══ Data for the task

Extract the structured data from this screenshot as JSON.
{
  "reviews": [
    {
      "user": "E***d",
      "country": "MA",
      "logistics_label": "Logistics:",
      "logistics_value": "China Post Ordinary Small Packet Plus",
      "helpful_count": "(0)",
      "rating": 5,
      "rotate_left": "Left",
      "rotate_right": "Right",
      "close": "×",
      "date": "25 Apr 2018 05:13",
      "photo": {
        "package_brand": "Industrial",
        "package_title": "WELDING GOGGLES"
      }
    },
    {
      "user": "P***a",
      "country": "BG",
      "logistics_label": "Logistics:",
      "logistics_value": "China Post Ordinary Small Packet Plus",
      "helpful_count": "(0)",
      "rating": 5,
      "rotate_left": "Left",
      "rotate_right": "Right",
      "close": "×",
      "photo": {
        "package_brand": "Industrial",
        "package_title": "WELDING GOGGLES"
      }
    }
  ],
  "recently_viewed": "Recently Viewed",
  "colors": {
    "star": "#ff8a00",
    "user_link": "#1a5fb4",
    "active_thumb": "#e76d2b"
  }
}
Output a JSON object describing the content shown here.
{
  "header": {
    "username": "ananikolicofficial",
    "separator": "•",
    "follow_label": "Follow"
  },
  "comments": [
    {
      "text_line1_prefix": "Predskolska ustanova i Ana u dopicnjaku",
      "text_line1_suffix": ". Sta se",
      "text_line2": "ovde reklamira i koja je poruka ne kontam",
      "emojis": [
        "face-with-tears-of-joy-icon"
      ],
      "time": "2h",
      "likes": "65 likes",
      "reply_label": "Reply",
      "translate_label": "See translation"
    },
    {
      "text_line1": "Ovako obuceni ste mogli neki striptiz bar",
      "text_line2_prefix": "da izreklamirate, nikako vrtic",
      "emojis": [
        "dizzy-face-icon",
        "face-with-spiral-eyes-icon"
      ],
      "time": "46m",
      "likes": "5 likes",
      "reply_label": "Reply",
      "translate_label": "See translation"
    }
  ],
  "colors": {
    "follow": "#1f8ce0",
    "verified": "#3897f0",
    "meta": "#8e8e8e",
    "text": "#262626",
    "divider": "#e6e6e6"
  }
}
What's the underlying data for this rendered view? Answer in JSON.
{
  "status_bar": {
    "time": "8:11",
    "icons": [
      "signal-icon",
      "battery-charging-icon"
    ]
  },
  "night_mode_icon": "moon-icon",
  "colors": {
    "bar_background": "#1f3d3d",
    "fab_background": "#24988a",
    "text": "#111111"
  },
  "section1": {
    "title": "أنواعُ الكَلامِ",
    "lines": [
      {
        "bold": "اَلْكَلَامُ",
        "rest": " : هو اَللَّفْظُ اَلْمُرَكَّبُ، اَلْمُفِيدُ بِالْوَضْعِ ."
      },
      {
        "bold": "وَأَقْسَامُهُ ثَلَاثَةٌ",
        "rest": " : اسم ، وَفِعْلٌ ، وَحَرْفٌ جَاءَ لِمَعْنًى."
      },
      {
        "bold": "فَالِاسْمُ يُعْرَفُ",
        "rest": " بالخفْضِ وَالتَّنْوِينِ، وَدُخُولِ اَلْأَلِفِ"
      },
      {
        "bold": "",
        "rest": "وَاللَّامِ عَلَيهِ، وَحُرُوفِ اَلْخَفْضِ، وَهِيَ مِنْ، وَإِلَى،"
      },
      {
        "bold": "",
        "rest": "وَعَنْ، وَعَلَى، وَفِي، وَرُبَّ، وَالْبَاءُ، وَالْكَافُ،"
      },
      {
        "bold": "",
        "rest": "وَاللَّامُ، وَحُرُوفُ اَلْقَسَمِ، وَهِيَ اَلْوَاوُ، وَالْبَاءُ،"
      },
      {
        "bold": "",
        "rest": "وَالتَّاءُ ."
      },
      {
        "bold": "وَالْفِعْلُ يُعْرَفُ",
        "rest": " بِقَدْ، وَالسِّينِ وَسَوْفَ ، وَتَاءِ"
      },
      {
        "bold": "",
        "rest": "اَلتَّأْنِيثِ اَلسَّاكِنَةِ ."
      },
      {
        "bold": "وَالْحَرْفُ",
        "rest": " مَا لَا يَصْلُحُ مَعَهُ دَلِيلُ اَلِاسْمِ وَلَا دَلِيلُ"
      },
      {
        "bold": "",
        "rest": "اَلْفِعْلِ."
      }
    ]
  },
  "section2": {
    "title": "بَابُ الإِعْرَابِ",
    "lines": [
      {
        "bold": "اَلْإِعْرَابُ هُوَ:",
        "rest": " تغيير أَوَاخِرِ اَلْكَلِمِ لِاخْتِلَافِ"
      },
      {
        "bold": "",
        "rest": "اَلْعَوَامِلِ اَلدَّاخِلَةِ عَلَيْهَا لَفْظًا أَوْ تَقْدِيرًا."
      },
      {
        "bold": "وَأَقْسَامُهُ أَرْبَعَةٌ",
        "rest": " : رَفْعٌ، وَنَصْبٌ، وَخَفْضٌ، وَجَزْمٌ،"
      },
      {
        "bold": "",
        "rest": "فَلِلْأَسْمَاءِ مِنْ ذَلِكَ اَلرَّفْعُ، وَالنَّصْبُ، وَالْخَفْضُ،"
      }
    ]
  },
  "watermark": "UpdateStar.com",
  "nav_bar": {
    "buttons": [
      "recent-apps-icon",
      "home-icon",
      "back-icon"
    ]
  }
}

════

■ **Aim of the task**
Print the records above exactly as they appear.

■ **Response to the exercise**
Extract the structured data from this screenshot as JSON.
{
  "reviews": [
    {
      "user": "E***d",
      "country": "MA",
      "logistics_label": "Logistics:",
      "logistics_value": "China Post Ordinary Small Packet Plus",
      "helpful_count": "(0)",
      "rating": 5,
      "rotate_left": "Left",
      "rotate_right": "Right",
      "close": "×",
      "date": "25 Apr 2018 05:13",
      "photo": {
        "package_brand": "Industrial",
        "package_title": "WELDING GOGGLES"
      }
    },
    {
      "user": "P***a",
      "country": "BG",
      "logistics_label": "Logistics:",
      "logistics_value": "China Post Ordinary Small Packet Plus",
      "helpful_count": "(0)",
      "rating": 5,
      "rotate_left": "Left",
      "rotate_right": "Right",
      "close": "×",
      "photo": {
        "package_brand": "Industrial",
        "package_title": "WELDING GOGGLES"
      }
    }
  ],
  "recently_viewed": "Recently Viewed",
  "colors": {
    "star": "#ff8a00",
    "user_link": "#1a5fb4",
    "active_thumb": "#e76d2b"
  }
}
Output a JSON object describing the content shown here.
{
  "header": {
    "username": "ananikolicofficial",
    "separator": "•",
    "follow_label": "Follow"
  },
  "comments": [
    {
      "text_line1_prefix": "Predskolska ustanova i Ana u dopicnjaku",
      "text_line1_suffix": ". Sta se",
      "text_line2": "ovde reklamira i koja je poruka ne kontam",
      "emojis": [
        "face-with-tears-of-joy-icon"
      ],
      "time": "2h",
      "likes": "65 likes",
      "reply_label": "Reply",
      "translate_label": "See translation"
    },
    {
      "text_line1": "Ovako obuceni ste mogli neki striptiz bar",
      "text_line2_prefix": "da izreklamirate, nikako vrtic",
      "emojis": [
        "dizzy-face-icon",
        "face-with-spiral-eyes-icon"
      ],
      "time": "46m",
      "likes": "5 likes",
      "reply_label": "Reply",
      "translate_label": "See translation"
    }
  ],
  "colors": {
    "follow": "#1f8ce0",
    "verified": "#3897f0",
    "meta": "#8e8e8e",
    "text": "#262626",
    "divider": "#e6e6e6"
  }
}
What's the underlying data for this rendered view? Answer in JSON.
{
  "status_bar": {
    "time": "8:11",
    "icons": [
      "signal-icon",
      "battery-charging-icon"
    ]
  },
  "night_mode_icon": "moon-icon",
  "colors": {
    "bar_background": "#1f3d3d",
    "fab_background": "#24988a",
    "text": "#111111"
  },
  "section1": {
    "title": "أنواعُ الكَلامِ",
    "lines": [
      {
        "bold": "اَلْكَلَامُ",
        "rest": " : هو اَللَّفْظُ اَلْمُرَكَّبُ، اَلْمُفِيدُ بِالْوَضْعِ ."
      },
      {
        "bold": "وَأَقْسَامُهُ ثَلَاثَةٌ",
        "rest": " : اسم ، وَفِعْلٌ ، وَحَرْفٌ جَاءَ لِمَعْنًى."
      },
      {
        "bold": "فَالِاسْمُ يُعْرَفُ",
        "rest": " بالخفْضِ وَالتَّنْوِينِ، وَدُخُولِ اَلْأَلِفِ"
      },
      {
        "bold": "",
        "rest": "وَاللَّامِ عَلَيهِ، وَحُرُوفِ اَلْخَفْضِ، وَهِيَ مِنْ، وَإِلَى،"
      },
      {
        "bold": "",
        "rest": "وَعَنْ، وَعَلَى، وَفِي، وَرُبَّ، وَالْبَاءُ، وَالْكَافُ،"
      },
      {
        "bold": "",
        "rest": "وَاللَّامُ، وَحُرُوفُ اَلْقَسَمِ، وَهِيَ اَلْوَاوُ، وَالْبَاءُ،"
      },
      {
        "bold": "",
        "rest": "وَالتَّاءُ ."
      },
      {
        "bold": "وَالْفِعْلُ يُعْرَفُ",
        "rest": " بِقَدْ، وَالسِّينِ وَسَوْفَ ، وَتَاءِ"
      },
      {
        "bold": "",
        "rest": "اَلتَّأْنِيثِ اَلسَّاكِنَةِ ."
      },
      {
        "bold": "وَالْحَرْفُ",
        "rest": " مَا لَا يَصْلُحُ مَعَهُ دَلِيلُ اَلِاسْمِ وَلَا دَلِيلُ"
      },
      {
        "bold": "",
        "rest": "اَلْفِعْلِ."
      }
    ]
  },
  "section2": {
    "title": "بَابُ الإِعْرَابِ",
    "lines": [
      {
        "bold": "اَلْإِعْرَابُ هُوَ:",
        "rest": " تغيير أَوَاخِرِ اَلْكَلِمِ لِاخْتِلَافِ"
      },
      {
        "bold": "",
        "rest": "اَلْعَوَامِلِ اَلدَّاخِلَةِ عَلَيْهَا لَفْظًا أَوْ تَقْدِيرًا."
      },
      {
        "bold": "وَأَقْسَامُهُ أَرْبَعَةٌ",
        "rest": " : رَفْعٌ، وَنَصْبٌ، وَخَفْضٌ، وَجَزْمٌ،"
      },
      {
        "bold": "",
        "rest": "فَلِلْأَسْمَاءِ مِنْ ذَلِكَ اَلرَّفْعُ، وَالنَّصْبُ، وَالْخَفْضُ،"
      }
    ]
  },
  "watermark": "UpdateStar.com",
  "nav_bar": {
    "buttons": [
      "recent-apps-icon",
      "home-icon",
      "back-icon"
    ]
  }
}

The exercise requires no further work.